Retype the material in full, keeping every word the same.

··· Provided data ···

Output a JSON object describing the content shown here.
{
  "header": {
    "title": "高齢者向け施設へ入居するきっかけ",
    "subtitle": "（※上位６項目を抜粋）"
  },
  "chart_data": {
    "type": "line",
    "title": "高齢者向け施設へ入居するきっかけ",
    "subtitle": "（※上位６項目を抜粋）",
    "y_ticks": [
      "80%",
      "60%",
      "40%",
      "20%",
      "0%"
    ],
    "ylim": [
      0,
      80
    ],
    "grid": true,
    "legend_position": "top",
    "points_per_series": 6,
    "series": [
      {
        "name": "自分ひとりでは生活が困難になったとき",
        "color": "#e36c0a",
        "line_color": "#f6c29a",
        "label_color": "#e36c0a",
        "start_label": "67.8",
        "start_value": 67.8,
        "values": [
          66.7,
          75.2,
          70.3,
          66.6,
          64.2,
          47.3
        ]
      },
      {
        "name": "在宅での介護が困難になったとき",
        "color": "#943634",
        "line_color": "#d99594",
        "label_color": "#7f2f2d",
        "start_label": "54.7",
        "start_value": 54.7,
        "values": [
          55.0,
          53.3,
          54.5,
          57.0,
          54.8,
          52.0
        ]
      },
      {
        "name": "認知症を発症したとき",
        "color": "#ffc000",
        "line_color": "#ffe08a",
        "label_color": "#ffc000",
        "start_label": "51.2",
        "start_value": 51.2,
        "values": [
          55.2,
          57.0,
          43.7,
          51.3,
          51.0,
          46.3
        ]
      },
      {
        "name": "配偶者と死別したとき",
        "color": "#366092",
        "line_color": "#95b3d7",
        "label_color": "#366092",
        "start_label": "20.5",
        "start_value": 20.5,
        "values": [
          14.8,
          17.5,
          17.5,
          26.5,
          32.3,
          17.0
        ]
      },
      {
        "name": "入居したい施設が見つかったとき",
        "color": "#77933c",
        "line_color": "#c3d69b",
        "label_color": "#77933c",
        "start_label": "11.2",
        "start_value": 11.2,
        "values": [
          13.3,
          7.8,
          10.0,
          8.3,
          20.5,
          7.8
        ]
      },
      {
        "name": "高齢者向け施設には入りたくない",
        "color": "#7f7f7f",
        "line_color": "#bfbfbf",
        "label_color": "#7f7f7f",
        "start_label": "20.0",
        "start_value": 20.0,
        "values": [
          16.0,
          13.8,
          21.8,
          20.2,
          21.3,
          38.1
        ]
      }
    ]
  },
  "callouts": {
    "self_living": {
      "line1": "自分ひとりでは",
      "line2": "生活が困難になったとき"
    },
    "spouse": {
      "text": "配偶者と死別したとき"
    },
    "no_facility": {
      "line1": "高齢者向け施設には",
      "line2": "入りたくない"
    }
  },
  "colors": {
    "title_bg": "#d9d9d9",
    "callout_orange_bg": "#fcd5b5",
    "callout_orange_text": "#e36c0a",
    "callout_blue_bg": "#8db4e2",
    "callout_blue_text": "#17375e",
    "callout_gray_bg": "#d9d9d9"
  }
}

···

#### Output
Output a JSON object describing the content shown here.
{
  "header": {
    "title": "高齢者向け施設へ入居するきっかけ",
    "subtitle": "（※上位６項目を抜粋）"
  },
  "chart_data": {
    "type": "line",
    "title": "高齢者向け施設へ入居するきっかけ",
    "subtitle": "（※上位６項目を抜粋）",
    "y_ticks": [
      "80%",
      "60%",
      "40%",
      "20%",
      "0%"
    ],
    "ylim": [
      0,
      80
    ],
    "grid": true,
    "legend_position": "top",
    "points_per_series": 6,
    "series": [
      {
        "name": "自分ひとりでは生活が困難になったとき",
        "color": "#e36c0a",
        "line_color": "#f6c29a",
        "label_color": "#e36c0a",
        "start_label": "67.8",
        "start_value": 67.8,
        "values": [
          66.7,
          75.2,
          70.3,
          66.6,
          64.2,
          47.3
        ]
      },
      {
        "name": "在宅での介護が困難になったとき",
        "color": "#943634",
        "line_color": "#d99594",
        "label_color": "#7f2f2d",
        "start_label": "54.7",
        "start_value": 54.7,
        "values": [
          55.0,
          53.3,
          54.5,
          57.0,
          54.8,
          52.0
        ]
      },
      {
        "name": "認知症を発症したとき",
        "color": "#ffc000",
        "line_color": "#ffe08a",
        "label_color": "#ffc000",
        "start_label": "51.2",
        "start_value": 51.2,
        "values": [
          55.2,
          57.0,
          43.7,
          51.3,
          51.0,
          46.3
        ]
      },
      {
        "name": "配偶者と死別したとき",
        "color": "#366092",
        "line_color": "#95b3d7",
        "label_color": "#366092",
        "start_label": "20.5",
        "start_value": 20.5,
        "values": [
          14.8,
          17.5,
          17.5,
          26.5,
          32.3,
          17.0
        ]
      },
      {
        "name": "入居したい施設が見つかったとき",
        "color": "#77933c",
        "line_color": "#c3d69b",
        "label_color": "#77933c",
        "start_label": "11.2",
        "start_value": 11.2,
        "values": [
          13.3,
          7.8,
          10.0,
          8.3,
          20.5,
          7.8
        ]
      },
      {
        "name": "高齢者向け施設には入りたくない",
        "color": "#7f7f7f",
        "line_color": "#bfbfbf",
        "label_color": "#7f7f7f",
        "start_label": "20.0",
        "start_value": 20.0,
        "values": [
          16.0,
          13.8,
          21.8,
          20.2,
          21.3,
          38.1
        ]
      }
    ]
  },
  "callouts": {
    "self_living": {
      "line1": "自分ひとりでは",
      "line2": "生活が困難になったとき"
    },
    "spouse": {
      "text": "配偶者と死別したとき"
    },
    "no_facility": {
      "line1": "高齢者向け施設には",
      "line2": "入りたくない"
    }
  },
  "colors": {
    "title_bg": "#d9d9d9",
    "callout_orange_bg": "#fcd5b5",
    "callout_orange_text": "#e36c0a",
    "callout_blue_bg": "#8db4e2",
    "callout_blue_text": "#17375e",
    "callout_gray_bg": "#d9d9d9"
  }
}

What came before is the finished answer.